- [WHAT TO WORK ON] Please count the lines of the listing below in which "Cells" occurs, and reply with the number only.

*** GIVEN RECORDS Section Begins ***

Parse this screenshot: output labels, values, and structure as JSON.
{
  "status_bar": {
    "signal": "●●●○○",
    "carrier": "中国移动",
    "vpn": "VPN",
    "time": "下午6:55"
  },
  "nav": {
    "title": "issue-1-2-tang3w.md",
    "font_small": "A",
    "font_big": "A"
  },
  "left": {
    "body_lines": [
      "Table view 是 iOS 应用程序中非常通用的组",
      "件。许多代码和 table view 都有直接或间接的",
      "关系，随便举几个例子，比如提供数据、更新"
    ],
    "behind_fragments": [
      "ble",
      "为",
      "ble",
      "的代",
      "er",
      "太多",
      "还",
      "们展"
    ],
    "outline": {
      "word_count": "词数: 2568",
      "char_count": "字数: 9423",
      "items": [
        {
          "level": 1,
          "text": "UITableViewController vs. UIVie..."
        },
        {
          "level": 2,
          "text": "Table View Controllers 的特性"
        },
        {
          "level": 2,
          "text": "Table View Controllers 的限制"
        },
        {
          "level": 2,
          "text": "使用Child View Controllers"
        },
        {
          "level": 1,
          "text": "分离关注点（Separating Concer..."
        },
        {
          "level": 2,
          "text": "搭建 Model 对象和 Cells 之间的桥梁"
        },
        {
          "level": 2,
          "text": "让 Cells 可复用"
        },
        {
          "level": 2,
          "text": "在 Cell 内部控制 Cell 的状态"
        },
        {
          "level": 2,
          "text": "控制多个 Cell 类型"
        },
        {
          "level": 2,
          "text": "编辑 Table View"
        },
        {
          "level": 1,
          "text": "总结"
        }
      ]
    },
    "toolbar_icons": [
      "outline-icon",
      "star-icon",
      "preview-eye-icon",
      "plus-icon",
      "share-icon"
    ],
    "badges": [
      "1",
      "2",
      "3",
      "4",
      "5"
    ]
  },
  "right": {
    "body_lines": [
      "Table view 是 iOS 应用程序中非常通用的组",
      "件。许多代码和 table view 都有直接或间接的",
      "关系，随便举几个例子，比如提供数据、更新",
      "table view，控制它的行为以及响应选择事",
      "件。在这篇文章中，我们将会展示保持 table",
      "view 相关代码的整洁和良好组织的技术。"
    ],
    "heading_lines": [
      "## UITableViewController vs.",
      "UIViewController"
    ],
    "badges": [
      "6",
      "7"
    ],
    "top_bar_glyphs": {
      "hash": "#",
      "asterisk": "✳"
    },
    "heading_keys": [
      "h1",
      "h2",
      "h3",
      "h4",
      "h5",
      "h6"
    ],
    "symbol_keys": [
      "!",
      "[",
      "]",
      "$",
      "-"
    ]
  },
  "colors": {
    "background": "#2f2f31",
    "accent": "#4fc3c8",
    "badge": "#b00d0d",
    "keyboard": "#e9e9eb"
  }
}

*** GIVEN RECORDS Section Ends ***

- [ANSWER FOR THE TASK] 2